**Exercise instructions:** Show all lines of the listing that hold the word "días".

- - - - - - -

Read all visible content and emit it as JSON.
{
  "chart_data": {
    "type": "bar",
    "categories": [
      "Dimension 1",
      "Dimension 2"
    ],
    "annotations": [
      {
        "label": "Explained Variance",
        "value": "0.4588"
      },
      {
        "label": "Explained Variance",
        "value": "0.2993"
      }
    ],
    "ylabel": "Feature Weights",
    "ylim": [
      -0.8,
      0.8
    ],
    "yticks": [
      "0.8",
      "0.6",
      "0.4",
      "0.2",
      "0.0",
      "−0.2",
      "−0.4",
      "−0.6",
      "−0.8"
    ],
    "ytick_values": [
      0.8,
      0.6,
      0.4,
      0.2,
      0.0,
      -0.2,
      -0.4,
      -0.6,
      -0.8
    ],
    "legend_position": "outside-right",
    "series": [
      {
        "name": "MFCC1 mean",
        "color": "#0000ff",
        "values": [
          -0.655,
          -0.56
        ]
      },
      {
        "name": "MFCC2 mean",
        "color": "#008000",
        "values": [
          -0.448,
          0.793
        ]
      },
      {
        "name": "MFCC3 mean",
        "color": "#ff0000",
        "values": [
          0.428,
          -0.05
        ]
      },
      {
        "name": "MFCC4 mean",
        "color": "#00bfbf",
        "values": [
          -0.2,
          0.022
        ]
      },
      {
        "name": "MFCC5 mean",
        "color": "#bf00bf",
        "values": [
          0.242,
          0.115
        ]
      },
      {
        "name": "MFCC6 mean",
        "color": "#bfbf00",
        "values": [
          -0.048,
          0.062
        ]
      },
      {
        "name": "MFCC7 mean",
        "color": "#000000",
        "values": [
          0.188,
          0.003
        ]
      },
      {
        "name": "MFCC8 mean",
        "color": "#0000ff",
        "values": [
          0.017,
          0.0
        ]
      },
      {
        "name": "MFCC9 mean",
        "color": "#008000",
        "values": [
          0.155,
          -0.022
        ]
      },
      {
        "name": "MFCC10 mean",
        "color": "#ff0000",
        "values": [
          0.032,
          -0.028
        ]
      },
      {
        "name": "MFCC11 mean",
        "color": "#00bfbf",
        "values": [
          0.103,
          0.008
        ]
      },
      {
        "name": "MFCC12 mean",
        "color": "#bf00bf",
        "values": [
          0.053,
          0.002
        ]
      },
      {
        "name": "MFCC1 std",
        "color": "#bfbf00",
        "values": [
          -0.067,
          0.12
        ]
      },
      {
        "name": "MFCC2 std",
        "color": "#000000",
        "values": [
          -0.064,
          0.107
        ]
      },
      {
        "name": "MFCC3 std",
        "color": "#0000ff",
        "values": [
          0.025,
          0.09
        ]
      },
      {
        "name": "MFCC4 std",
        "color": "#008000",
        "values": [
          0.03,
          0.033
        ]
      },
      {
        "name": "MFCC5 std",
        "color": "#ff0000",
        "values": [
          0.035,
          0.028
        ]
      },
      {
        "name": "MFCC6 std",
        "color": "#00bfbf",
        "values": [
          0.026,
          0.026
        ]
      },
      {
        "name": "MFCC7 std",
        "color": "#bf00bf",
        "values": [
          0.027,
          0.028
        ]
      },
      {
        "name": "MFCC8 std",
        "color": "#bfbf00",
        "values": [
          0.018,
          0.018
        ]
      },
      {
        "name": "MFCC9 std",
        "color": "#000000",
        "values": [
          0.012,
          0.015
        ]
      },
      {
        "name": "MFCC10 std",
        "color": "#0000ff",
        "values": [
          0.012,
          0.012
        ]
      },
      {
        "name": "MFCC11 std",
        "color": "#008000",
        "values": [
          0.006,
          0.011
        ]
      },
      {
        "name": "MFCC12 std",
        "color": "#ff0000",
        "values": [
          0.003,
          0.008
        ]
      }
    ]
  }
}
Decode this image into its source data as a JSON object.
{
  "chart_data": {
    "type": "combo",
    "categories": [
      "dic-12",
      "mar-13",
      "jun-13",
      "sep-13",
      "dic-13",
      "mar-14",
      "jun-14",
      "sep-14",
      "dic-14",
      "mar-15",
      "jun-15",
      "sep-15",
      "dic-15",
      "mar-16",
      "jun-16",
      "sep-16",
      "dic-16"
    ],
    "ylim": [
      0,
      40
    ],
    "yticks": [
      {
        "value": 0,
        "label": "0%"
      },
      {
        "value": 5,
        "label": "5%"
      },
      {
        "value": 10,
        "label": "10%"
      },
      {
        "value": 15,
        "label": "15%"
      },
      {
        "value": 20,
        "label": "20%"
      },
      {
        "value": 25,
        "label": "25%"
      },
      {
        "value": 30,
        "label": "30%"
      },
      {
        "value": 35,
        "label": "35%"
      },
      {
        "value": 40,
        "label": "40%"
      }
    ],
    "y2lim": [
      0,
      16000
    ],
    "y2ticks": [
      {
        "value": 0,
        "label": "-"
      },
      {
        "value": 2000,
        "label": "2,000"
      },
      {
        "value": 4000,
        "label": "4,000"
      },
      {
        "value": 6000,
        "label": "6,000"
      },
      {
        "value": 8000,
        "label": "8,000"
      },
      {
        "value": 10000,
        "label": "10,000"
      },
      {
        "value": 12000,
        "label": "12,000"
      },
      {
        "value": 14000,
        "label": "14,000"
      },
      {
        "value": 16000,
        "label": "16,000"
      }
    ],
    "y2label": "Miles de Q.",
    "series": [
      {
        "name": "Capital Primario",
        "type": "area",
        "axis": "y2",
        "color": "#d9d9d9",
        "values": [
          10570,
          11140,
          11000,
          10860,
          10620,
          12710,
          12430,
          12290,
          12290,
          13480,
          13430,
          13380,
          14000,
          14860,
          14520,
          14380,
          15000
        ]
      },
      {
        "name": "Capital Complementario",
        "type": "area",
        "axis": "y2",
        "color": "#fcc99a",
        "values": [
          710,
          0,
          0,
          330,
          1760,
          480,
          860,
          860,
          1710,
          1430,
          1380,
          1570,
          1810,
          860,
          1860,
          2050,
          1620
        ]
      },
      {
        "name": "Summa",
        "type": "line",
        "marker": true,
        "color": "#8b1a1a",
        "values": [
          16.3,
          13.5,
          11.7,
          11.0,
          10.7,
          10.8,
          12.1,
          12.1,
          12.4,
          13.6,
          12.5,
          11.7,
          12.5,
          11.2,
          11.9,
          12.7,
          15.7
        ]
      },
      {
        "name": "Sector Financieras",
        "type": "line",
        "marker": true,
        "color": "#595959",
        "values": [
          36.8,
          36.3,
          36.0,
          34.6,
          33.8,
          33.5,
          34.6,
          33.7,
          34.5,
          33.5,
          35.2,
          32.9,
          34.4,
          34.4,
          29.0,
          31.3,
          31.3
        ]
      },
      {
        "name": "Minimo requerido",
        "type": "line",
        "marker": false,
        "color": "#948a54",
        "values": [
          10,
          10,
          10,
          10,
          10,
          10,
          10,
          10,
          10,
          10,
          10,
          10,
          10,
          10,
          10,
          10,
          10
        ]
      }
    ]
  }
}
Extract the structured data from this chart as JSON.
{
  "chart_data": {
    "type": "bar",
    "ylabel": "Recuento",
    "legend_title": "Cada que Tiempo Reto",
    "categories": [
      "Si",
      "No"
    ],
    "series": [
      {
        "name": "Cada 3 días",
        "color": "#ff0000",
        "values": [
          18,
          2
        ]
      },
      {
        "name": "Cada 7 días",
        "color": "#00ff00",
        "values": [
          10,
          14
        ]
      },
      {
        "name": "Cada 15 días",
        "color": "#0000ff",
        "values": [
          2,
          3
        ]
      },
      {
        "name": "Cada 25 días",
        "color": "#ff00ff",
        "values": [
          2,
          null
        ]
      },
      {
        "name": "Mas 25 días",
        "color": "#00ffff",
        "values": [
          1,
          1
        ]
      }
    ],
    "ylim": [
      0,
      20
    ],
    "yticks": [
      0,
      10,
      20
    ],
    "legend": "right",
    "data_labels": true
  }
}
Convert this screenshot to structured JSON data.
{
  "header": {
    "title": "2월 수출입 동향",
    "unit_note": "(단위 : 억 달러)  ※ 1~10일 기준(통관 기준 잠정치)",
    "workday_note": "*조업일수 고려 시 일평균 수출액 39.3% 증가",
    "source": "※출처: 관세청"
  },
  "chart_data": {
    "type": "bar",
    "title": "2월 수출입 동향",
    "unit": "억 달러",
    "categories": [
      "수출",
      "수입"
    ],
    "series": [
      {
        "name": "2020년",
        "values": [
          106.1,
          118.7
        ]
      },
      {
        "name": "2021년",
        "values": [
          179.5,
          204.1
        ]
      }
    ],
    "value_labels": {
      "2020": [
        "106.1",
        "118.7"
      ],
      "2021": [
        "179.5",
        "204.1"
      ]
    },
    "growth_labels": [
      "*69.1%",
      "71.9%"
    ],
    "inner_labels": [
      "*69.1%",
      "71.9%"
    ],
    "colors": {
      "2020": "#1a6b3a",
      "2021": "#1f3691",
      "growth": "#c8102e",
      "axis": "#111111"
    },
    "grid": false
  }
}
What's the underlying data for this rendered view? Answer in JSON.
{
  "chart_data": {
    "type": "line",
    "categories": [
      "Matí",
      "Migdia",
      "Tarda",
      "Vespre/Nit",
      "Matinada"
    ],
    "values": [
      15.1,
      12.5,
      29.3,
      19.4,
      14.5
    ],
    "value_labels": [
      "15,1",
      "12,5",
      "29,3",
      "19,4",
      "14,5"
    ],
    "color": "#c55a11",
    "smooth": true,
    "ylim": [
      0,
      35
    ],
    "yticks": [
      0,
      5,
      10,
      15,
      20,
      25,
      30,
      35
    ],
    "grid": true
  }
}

- - - - - - -

**Worked answer:**
        "name": "Cada 3 días",
        "name": "Cada 7 días",
        "name": "Cada 15 días",
        "name": "Cada 25 días",
        "name": "Mas 25 días",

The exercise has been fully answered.